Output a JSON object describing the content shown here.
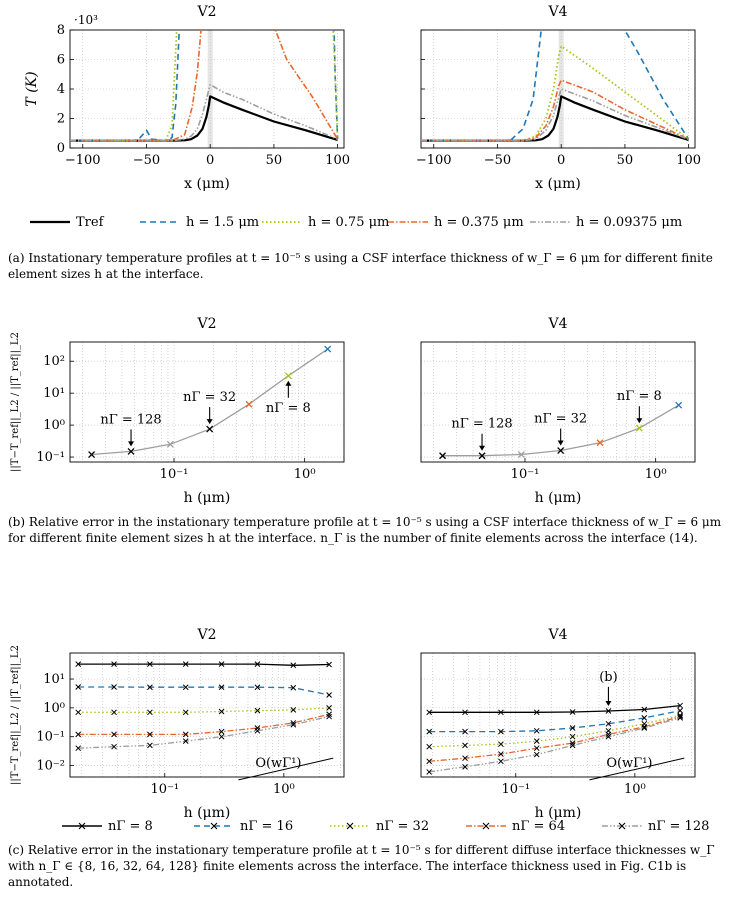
{
  "colors": {
    "ref": "#000000",
    "blue": "#1f77b4",
    "green": "#a8c316",
    "orange": "#e8682c",
    "gray": "#9e9e9e",
    "panel_gray": "#e6e6e6"
  },
  "captions": {
    "a": "(a)  Instationary temperature profiles at t = 10⁻⁵ s using a CSF interface thickness of w_Γ = 6 μm for different finite element sizes h at the interface.",
    "b": "(b)  Relative error in the instationary temperature profile at t = 10⁻⁵ s using a CSF interface thickness of w_Γ = 6 μm for different finite element sizes h at the interface. n_Γ is the number of finite elements across the interface (14).",
    "c": "(c)  Relative error in the instationary temperature profile at t = 10⁻⁵ s for different diffuse interface thicknesses w_Γ with n_Γ ∈ {8, 16, 32, 64, 128} finite elements across the interface. The interface thickness used in Fig. C1b is annotated."
  },
  "legend_a": [
    {
      "label": "T_ref",
      "color": "ref",
      "dash": "none",
      "width": 2.2
    },
    {
      "label": "h = 1.5 μm",
      "color": "blue",
      "dash": "6 4",
      "width": 1.6
    },
    {
      "label": "h = 0.75 μm",
      "color": "green",
      "dash": "1.5 2.5",
      "width": 1.8
    },
    {
      "label": "h = 0.375 μm",
      "color": "orange",
      "dash": "6 2 1.5 2",
      "width": 1.6
    },
    {
      "label": "h = 0.09375 μm",
      "color": "gray",
      "dash": "6 2 1.5 2 1.5 2",
      "width": 1.6
    }
  ],
  "legend_c": [
    {
      "label": "n_Γ = 8",
      "color": "ref",
      "dash": "none"
    },
    {
      "label": "n_Γ = 16",
      "color": "blue",
      "dash": "6 4"
    },
    {
      "label": "n_Γ = 32",
      "color": "green",
      "dash": "1.5 2.5"
    },
    {
      "label": "n_Γ = 64",
      "color": "orange",
      "dash": "6 2 1.5 2"
    },
    {
      "label": "n_Γ = 128",
      "color": "gray",
      "dash": "6 2 1.5 2 1.5 2"
    }
  ],
  "chart_data": [
    {
      "id": "a_V2",
      "type": "line",
      "title": "V2",
      "xlabel": "x (μm)",
      "ylabel": "T (K)",
      "y_multiplier": "·10³",
      "xlim": [
        -110,
        105
      ],
      "ylim": [
        0,
        8
      ],
      "xticks": [
        -100,
        -50,
        0,
        50,
        100
      ],
      "yticks": [
        0,
        2,
        4,
        6,
        8
      ],
      "shaded_band": [
        -2,
        2
      ],
      "grid": true,
      "series": [
        {
          "name": "T_ref",
          "color": "ref",
          "dash": "none",
          "width": 2.2,
          "points": [
            [
              -110,
              0.5
            ],
            [
              -30,
              0.5
            ],
            [
              -20,
              0.52
            ],
            [
              -15,
              0.6
            ],
            [
              -10,
              0.85
            ],
            [
              -6,
              1.3
            ],
            [
              -3,
              2.1
            ],
            [
              -1,
              2.9
            ],
            [
              0,
              3.5
            ],
            [
              10,
              3.1
            ],
            [
              25,
              2.6
            ],
            [
              50,
              1.8
            ],
            [
              75,
              1.2
            ],
            [
              100,
              0.55
            ]
          ]
        },
        {
          "name": "h = 1.5 μm",
          "color": "blue",
          "dash": "6 4",
          "width": 1.6,
          "points": [
            [
              -110,
              0.5
            ],
            [
              -60,
              0.5
            ],
            [
              -55,
              0.7
            ],
            [
              -50,
              1.2
            ],
            [
              -46,
              0.6
            ],
            [
              -35,
              0.5
            ],
            [
              -30,
              0.7
            ],
            [
              -27,
              3
            ],
            [
              -24,
              8.5
            ]
          ],
          "points2": [
            [
              97,
              9
            ],
            [
              98,
              5
            ],
            [
              100,
              0.6
            ]
          ]
        },
        {
          "name": "h = 0.75 μm",
          "color": "green",
          "dash": "1.5 2.5",
          "width": 1.8,
          "points": [
            [
              -110,
              0.5
            ],
            [
              -35,
              0.5
            ],
            [
              -30,
              1.5
            ],
            [
              -26,
              8.5
            ]
          ],
          "points2": [
            [
              96,
              9
            ],
            [
              98,
              5
            ],
            [
              100,
              0.6
            ]
          ]
        },
        {
          "name": "h = 0.375 μm",
          "color": "orange",
          "dash": "6 2 1.5 2",
          "width": 1.6,
          "points": [
            [
              -110,
              0.5
            ],
            [
              -30,
              0.5
            ],
            [
              -20,
              0.9
            ],
            [
              -14,
              2.8
            ],
            [
              -10,
              5.2
            ],
            [
              -7,
              8.2
            ]
          ],
          "points2": [
            [
              49,
              8.5
            ],
            [
              60,
              6
            ],
            [
              80,
              3.5
            ],
            [
              100,
              0.6
            ]
          ]
        },
        {
          "name": "h = 0.09375 μm",
          "color": "gray",
          "dash": "6 2 1.5 2 1.5 2",
          "width": 1.6,
          "points": [
            [
              -110,
              0.5
            ],
            [
              -30,
              0.5
            ],
            [
              -20,
              0.6
            ],
            [
              -15,
              0.8
            ],
            [
              -10,
              1.3
            ],
            [
              -6,
              2.3
            ],
            [
              -3,
              3.3
            ],
            [
              0,
              4.3
            ],
            [
              10,
              3.8
            ],
            [
              25,
              3.3
            ],
            [
              50,
              2.3
            ],
            [
              75,
              1.5
            ],
            [
              100,
              0.6
            ]
          ]
        }
      ]
    },
    {
      "id": "a_V4",
      "type": "line",
      "title": "V4",
      "xlabel": "x (μm)",
      "ylabel": "",
      "y_multiplier": "",
      "xlim": [
        -110,
        105
      ],
      "ylim": [
        0,
        8
      ],
      "xticks": [
        -100,
        -50,
        0,
        50,
        100
      ],
      "yticks": [
        0,
        2,
        4,
        6,
        8
      ],
      "shaded_band": [
        -2,
        2
      ],
      "grid": true,
      "series": [
        {
          "name": "T_ref",
          "color": "ref",
          "dash": "none",
          "width": 2.2,
          "points": [
            [
              -110,
              0.5
            ],
            [
              -30,
              0.5
            ],
            [
              -20,
              0.52
            ],
            [
              -15,
              0.6
            ],
            [
              -10,
              0.85
            ],
            [
              -6,
              1.3
            ],
            [
              -3,
              2.1
            ],
            [
              -1,
              2.9
            ],
            [
              0,
              3.5
            ],
            [
              10,
              3.1
            ],
            [
              25,
              2.6
            ],
            [
              50,
              1.8
            ],
            [
              75,
              1.2
            ],
            [
              100,
              0.55
            ]
          ]
        },
        {
          "name": "h = 1.5 μm",
          "color": "blue",
          "dash": "6 4",
          "width": 1.6,
          "points": [
            [
              -110,
              0.5
            ],
            [
              -40,
              0.5
            ],
            [
              -30,
              1.3
            ],
            [
              -22,
              3.3
            ],
            [
              -15,
              8.5
            ]
          ],
          "points2": [
            [
              43,
              9
            ],
            [
              60,
              6.5
            ],
            [
              80,
              3.3
            ],
            [
              100,
              0.6
            ]
          ]
        },
        {
          "name": "h = 0.75 μm",
          "color": "green",
          "dash": "1.5 2.5",
          "width": 1.8,
          "points": [
            [
              -110,
              0.5
            ],
            [
              -30,
              0.5
            ],
            [
              -20,
              0.8
            ],
            [
              -12,
              2
            ],
            [
              -6,
              4
            ],
            [
              -2,
              6.2
            ],
            [
              0,
              6.9
            ],
            [
              25,
              5.4
            ],
            [
              50,
              3.8
            ],
            [
              75,
              2.2
            ],
            [
              100,
              0.6
            ]
          ]
        },
        {
          "name": "h = 0.375 μm",
          "color": "orange",
          "dash": "6 2 1.5 2",
          "width": 1.6,
          "points": [
            [
              -110,
              0.5
            ],
            [
              -30,
              0.5
            ],
            [
              -20,
              0.7
            ],
            [
              -12,
              1.5
            ],
            [
              -6,
              2.8
            ],
            [
              -2,
              4.2
            ],
            [
              0,
              4.6
            ],
            [
              25,
              3.8
            ],
            [
              50,
              2.6
            ],
            [
              75,
              1.6
            ],
            [
              100,
              0.6
            ]
          ]
        },
        {
          "name": "h = 0.09375 μm",
          "color": "gray",
          "dash": "6 2 1.5 2 1.5 2",
          "width": 1.6,
          "points": [
            [
              -110,
              0.5
            ],
            [
              -30,
              0.5
            ],
            [
              -20,
              0.6
            ],
            [
              -12,
              1.2
            ],
            [
              -6,
              2.2
            ],
            [
              -2,
              3.4
            ],
            [
              0,
              4
            ],
            [
              25,
              3.2
            ],
            [
              50,
              2.2
            ],
            [
              75,
              1.4
            ],
            [
              100,
              0.6
            ]
          ]
        }
      ]
    },
    {
      "id": "b_V2",
      "type": "line",
      "title": "V2",
      "xlabel": "h (μm)",
      "ylabel": "||T−T_ref||_L2 / ||T_ref||_L2",
      "xscale": "log",
      "yscale": "log",
      "xlim": [
        0.016,
        2.0
      ],
      "ylim": [
        0.07,
        400
      ],
      "xticks": [
        0.1,
        1
      ],
      "xticklabels": [
        "10⁻¹",
        "10⁰"
      ],
      "yticks": [
        0.1,
        1,
        10,
        100
      ],
      "yticklabels": [
        "10⁻¹",
        "10⁰",
        "10¹",
        "10²"
      ],
      "grid": true,
      "points": [
        [
          0.0234,
          0.12,
          "ref"
        ],
        [
          0.0469,
          0.15,
          "ref"
        ],
        [
          0.09375,
          0.25,
          "gray"
        ],
        [
          0.1875,
          0.75,
          "ref"
        ],
        [
          0.375,
          4.5,
          "orange"
        ],
        [
          0.75,
          35,
          "green"
        ],
        [
          1.5,
          240,
          "blue"
        ]
      ],
      "annotations": [
        {
          "text": "n_Γ = 128",
          "x": 0.0469,
          "y": 0.15,
          "side": "above"
        },
        {
          "text": "n_Γ = 32",
          "x": 0.1875,
          "y": 0.75,
          "side": "above"
        },
        {
          "text": "n_Γ = 8",
          "x": 0.75,
          "y": 35,
          "side": "below"
        }
      ]
    },
    {
      "id": "b_V4",
      "type": "line",
      "title": "V4",
      "xlabel": "h (μm)",
      "ylabel": "",
      "xscale": "log",
      "yscale": "log",
      "xlim": [
        0.016,
        2.0
      ],
      "ylim": [
        0.07,
        400
      ],
      "xticks": [
        0.1,
        1
      ],
      "xticklabels": [
        "10⁻¹",
        "10⁰"
      ],
      "grid": true,
      "points": [
        [
          0.0234,
          0.11,
          "ref"
        ],
        [
          0.0469,
          0.11,
          "ref"
        ],
        [
          0.09375,
          0.12,
          "gray"
        ],
        [
          0.1875,
          0.16,
          "ref"
        ],
        [
          0.375,
          0.28,
          "orange"
        ],
        [
          0.75,
          0.8,
          "green"
        ],
        [
          1.5,
          4.2,
          "blue"
        ]
      ],
      "annotations": [
        {
          "text": "n_Γ = 128",
          "x": 0.0469,
          "y": 0.11,
          "side": "above"
        },
        {
          "text": "n_Γ = 32",
          "x": 0.1875,
          "y": 0.16,
          "side": "above"
        },
        {
          "text": "n_Γ = 8",
          "x": 0.75,
          "y": 0.8,
          "side": "above"
        }
      ]
    },
    {
      "id": "c_V2",
      "type": "line",
      "title": "V2",
      "xlabel": "h (μm)",
      "ylabel": "||T−T_ref||_L2 / ||T_ref||_L2",
      "xscale": "log",
      "yscale": "log",
      "xlim": [
        0.016,
        3.2
      ],
      "ylim": [
        0.004,
        80
      ],
      "xticks": [
        0.1,
        1
      ],
      "xticklabels": [
        "10⁻¹",
        "10⁰"
      ],
      "yticks": [
        0.01,
        0.1,
        1,
        10
      ],
      "yticklabels": [
        "10⁻²",
        "10⁻¹",
        "10⁰",
        "10¹"
      ],
      "grid": true,
      "x": [
        0.01875,
        0.0375,
        0.075,
        0.15,
        0.3,
        0.6,
        1.2,
        2.4
      ],
      "series": [
        {
          "name": "n_Γ = 8",
          "color": "ref",
          "dash": "none",
          "values": [
            33,
            33,
            33,
            33,
            33,
            33,
            30,
            32
          ]
        },
        {
          "name": "n_Γ = 16",
          "color": "blue",
          "dash": "6 4",
          "values": [
            5.3,
            5.3,
            5.2,
            5.2,
            5.2,
            5.2,
            5.0,
            2.8
          ]
        },
        {
          "name": "n_Γ = 32",
          "color": "green",
          "dash": "1.5 2.5",
          "values": [
            0.7,
            0.7,
            0.7,
            0.7,
            0.75,
            0.8,
            0.85,
            1.0
          ]
        },
        {
          "name": "n_Γ = 64",
          "color": "orange",
          "dash": "6 2 1.5 2",
          "values": [
            0.12,
            0.12,
            0.12,
            0.12,
            0.15,
            0.2,
            0.3,
            0.6
          ]
        },
        {
          "name": "n_Γ = 128",
          "color": "gray",
          "dash": "6 2 1.5 2 1.5 2",
          "values": [
            0.04,
            0.045,
            0.05,
            0.07,
            0.1,
            0.16,
            0.26,
            0.5
          ]
        }
      ],
      "slope_label": "O(w_Γ¹)"
    },
    {
      "id": "c_V4",
      "type": "line",
      "title": "V4",
      "xlabel": "h (μm)",
      "ylabel": "",
      "xscale": "log",
      "yscale": "log",
      "xlim": [
        0.016,
        3.2
      ],
      "ylim": [
        0.004,
        80
      ],
      "xticks": [
        0.1,
        1
      ],
      "xticklabels": [
        "10⁻¹",
        "10⁰"
      ],
      "grid": true,
      "x": [
        0.01875,
        0.0375,
        0.075,
        0.15,
        0.3,
        0.6,
        1.2,
        2.4
      ],
      "series": [
        {
          "name": "n_Γ = 8",
          "color": "ref",
          "dash": "none",
          "values": [
            0.7,
            0.7,
            0.7,
            0.7,
            0.72,
            0.78,
            0.88,
            1.2
          ]
        },
        {
          "name": "n_Γ = 16",
          "color": "blue",
          "dash": "6 4",
          "values": [
            0.15,
            0.15,
            0.15,
            0.16,
            0.2,
            0.28,
            0.45,
            0.8
          ]
        },
        {
          "name": "n_Γ = 32",
          "color": "green",
          "dash": "1.5 2.5",
          "values": [
            0.045,
            0.05,
            0.055,
            0.07,
            0.1,
            0.16,
            0.28,
            0.55
          ]
        },
        {
          "name": "n_Γ = 64",
          "color": "orange",
          "dash": "6 2 1.5 2",
          "values": [
            0.014,
            0.018,
            0.025,
            0.04,
            0.06,
            0.12,
            0.22,
            0.5
          ]
        },
        {
          "name": "n_Γ = 128",
          "color": "gray",
          "dash": "6 2 1.5 2 1.5 2",
          "values": [
            0.006,
            0.009,
            0.014,
            0.024,
            0.05,
            0.1,
            0.2,
            0.45
          ]
        }
      ],
      "slope_label": "O(w_Γ¹)",
      "annotation": {
        "text": "(b)",
        "x": 0.6,
        "y": 0.78
      }
    }
  ]
}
○ ○ ○ ○ ○ ○ ○
● GOAL OF THE EXERCISE
Copy every line from the entries that contains the word "Relative".

● EXERCISE ANSWER
    "b": "(b)  Relative error in the instationary temperature profile at t = 10⁻⁵ s using a CSF interface thickness of w_Γ = 6 μm for different finite element sizes h at the interface. n_Γ is the number of finite elements across the interface (14).",
    "c": "(c)  Relative error in the instationary temperature profile at t = 10⁻⁵ s for different diffuse interface thicknesses w_Γ with n_Γ ∈ {8, 16, 32, 64, 128} finite elements across the interface. The interface thickness used in Fig. C1b is annotated."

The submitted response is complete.